TASK TO COMPLETE: Sort through the entries below and pull out lines containing the word "Time".

EXTRACTED DATA:
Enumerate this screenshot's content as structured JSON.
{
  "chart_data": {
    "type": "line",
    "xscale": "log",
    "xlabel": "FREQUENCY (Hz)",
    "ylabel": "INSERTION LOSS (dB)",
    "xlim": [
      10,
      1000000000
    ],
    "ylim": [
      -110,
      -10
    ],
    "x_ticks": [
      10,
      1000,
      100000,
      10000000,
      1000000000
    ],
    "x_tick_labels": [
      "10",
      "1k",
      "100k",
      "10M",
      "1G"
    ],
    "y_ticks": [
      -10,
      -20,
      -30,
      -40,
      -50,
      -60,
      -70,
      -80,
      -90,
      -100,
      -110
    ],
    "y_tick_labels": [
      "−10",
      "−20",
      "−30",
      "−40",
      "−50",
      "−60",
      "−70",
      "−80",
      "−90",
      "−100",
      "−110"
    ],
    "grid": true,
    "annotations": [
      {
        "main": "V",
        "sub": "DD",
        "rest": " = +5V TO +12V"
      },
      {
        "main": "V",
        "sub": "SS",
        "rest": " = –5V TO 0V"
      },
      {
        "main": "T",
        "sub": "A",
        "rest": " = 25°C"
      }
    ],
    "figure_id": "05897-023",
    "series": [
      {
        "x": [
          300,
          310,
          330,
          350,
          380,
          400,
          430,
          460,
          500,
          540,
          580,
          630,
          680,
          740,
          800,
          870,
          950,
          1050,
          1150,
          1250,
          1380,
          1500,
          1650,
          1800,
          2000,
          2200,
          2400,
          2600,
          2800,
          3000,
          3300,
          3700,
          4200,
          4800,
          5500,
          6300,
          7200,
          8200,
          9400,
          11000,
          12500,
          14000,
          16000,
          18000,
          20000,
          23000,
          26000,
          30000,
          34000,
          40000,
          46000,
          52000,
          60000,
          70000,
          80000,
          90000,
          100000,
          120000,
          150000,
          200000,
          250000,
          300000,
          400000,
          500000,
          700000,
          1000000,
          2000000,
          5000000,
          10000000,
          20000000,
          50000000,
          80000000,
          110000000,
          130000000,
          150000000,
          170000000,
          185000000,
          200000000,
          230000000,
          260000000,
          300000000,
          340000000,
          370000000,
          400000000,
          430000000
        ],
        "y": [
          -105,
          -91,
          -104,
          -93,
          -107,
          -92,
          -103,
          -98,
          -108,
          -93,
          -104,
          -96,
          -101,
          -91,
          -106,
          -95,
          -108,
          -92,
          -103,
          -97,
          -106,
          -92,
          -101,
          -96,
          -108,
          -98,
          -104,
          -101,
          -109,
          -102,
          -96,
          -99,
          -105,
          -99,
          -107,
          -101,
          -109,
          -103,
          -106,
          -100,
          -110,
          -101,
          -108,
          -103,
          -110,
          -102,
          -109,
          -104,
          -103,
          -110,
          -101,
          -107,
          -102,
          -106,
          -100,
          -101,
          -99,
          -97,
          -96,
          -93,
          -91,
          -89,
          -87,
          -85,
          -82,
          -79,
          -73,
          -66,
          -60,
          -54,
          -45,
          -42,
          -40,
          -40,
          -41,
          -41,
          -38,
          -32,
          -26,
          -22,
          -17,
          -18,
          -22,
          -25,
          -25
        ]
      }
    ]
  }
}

...

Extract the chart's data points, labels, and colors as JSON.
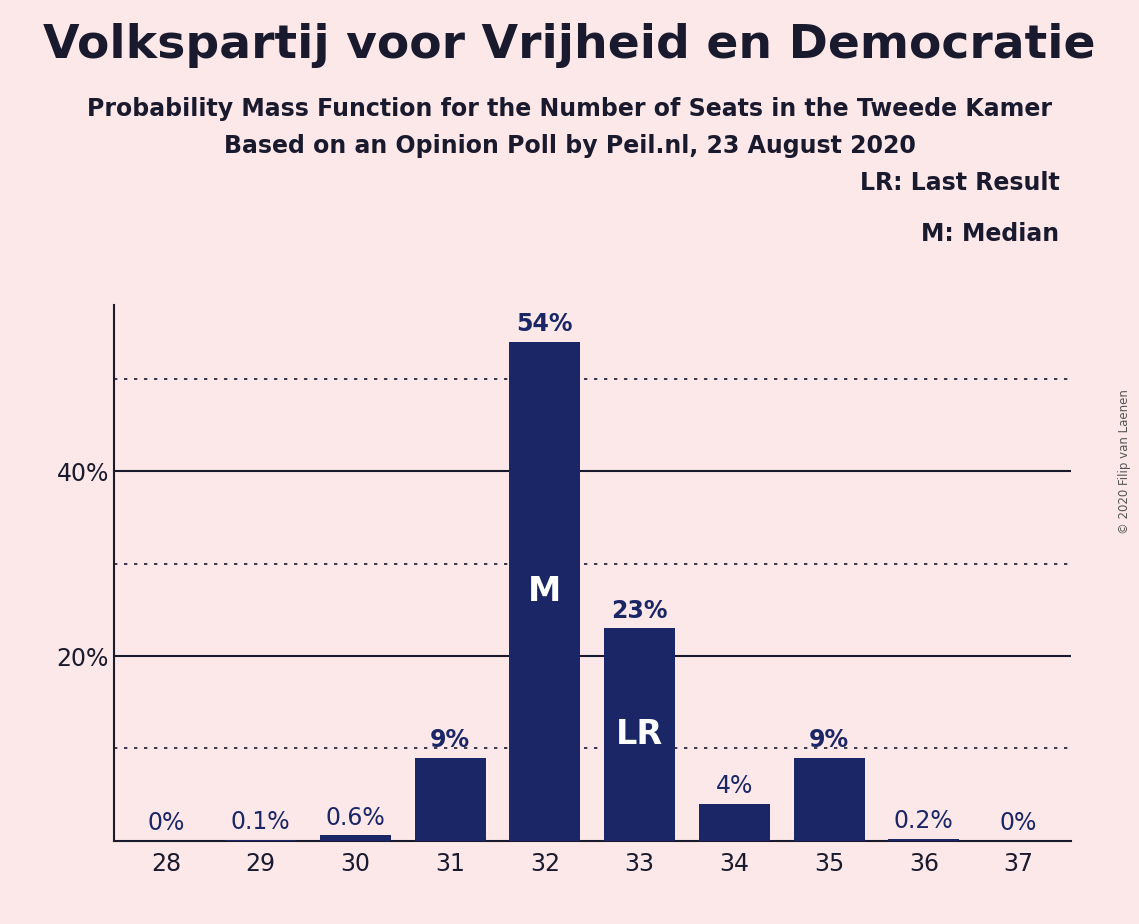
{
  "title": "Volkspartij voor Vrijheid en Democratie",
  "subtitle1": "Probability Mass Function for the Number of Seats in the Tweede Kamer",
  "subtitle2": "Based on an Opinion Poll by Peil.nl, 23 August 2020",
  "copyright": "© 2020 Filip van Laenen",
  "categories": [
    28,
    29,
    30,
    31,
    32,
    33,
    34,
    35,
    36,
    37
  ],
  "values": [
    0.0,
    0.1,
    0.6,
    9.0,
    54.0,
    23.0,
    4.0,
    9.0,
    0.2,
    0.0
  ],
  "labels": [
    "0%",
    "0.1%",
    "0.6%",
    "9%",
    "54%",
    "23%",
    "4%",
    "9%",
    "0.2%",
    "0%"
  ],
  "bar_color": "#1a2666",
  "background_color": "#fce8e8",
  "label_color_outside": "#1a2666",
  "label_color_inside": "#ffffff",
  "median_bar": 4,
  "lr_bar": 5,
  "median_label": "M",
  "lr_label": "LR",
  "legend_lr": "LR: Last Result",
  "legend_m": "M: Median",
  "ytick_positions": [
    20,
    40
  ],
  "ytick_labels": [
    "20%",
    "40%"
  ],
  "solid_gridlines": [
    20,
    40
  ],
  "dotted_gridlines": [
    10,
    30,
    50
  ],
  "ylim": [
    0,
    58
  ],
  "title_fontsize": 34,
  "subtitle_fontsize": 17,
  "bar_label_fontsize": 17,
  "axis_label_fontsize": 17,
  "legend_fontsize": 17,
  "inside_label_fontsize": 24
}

* * *

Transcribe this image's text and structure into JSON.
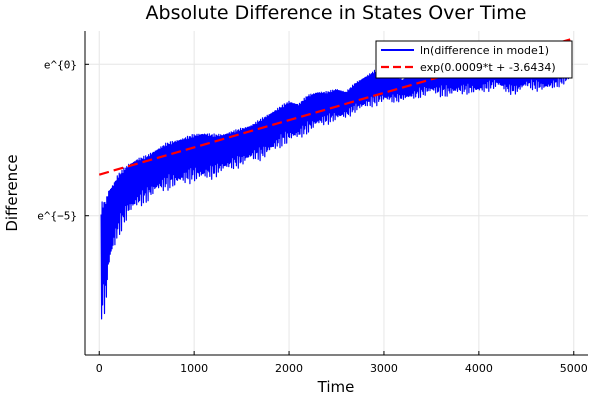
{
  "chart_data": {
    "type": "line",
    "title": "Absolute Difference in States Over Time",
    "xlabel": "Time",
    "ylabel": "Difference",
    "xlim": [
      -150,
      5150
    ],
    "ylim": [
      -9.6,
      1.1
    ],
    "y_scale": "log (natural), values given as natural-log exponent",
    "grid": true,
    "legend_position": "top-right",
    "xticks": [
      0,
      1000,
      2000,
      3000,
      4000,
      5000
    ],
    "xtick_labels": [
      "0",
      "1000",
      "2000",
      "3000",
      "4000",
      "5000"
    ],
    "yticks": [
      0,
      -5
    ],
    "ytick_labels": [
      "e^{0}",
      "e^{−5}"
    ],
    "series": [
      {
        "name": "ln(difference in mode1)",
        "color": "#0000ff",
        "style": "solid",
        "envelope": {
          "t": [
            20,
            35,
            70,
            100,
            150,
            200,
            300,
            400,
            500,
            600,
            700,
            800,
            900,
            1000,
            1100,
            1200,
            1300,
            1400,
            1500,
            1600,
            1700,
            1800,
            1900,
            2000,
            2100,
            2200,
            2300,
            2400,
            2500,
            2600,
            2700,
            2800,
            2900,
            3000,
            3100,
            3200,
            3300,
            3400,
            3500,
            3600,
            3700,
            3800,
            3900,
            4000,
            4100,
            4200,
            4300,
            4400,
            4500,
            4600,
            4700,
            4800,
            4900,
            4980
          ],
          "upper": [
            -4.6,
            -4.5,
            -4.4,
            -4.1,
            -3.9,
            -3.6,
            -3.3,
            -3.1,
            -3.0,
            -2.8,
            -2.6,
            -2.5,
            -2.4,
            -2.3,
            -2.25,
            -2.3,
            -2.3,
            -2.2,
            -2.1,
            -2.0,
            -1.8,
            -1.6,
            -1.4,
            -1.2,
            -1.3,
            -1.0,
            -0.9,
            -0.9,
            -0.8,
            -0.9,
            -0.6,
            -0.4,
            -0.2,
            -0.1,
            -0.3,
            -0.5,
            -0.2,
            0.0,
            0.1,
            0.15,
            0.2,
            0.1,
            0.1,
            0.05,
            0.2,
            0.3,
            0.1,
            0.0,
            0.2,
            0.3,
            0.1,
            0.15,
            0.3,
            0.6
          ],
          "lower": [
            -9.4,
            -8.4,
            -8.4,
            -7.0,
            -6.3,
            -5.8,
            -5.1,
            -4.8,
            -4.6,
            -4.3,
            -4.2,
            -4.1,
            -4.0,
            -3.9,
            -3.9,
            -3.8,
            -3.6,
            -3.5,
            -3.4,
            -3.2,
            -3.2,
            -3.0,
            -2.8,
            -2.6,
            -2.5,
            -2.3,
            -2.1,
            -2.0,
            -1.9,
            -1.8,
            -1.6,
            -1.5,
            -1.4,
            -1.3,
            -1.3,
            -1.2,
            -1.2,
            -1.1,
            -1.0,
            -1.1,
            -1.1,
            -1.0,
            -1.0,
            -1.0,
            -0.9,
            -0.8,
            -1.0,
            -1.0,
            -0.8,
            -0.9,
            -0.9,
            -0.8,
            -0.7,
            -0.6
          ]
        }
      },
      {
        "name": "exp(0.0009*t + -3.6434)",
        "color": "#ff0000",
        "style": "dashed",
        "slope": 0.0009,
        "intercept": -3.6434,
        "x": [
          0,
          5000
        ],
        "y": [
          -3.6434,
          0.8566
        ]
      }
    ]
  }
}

TASK SOLUTION:
    "title": "Absolute Difference in States Over Time",
    "xlabel": "Time",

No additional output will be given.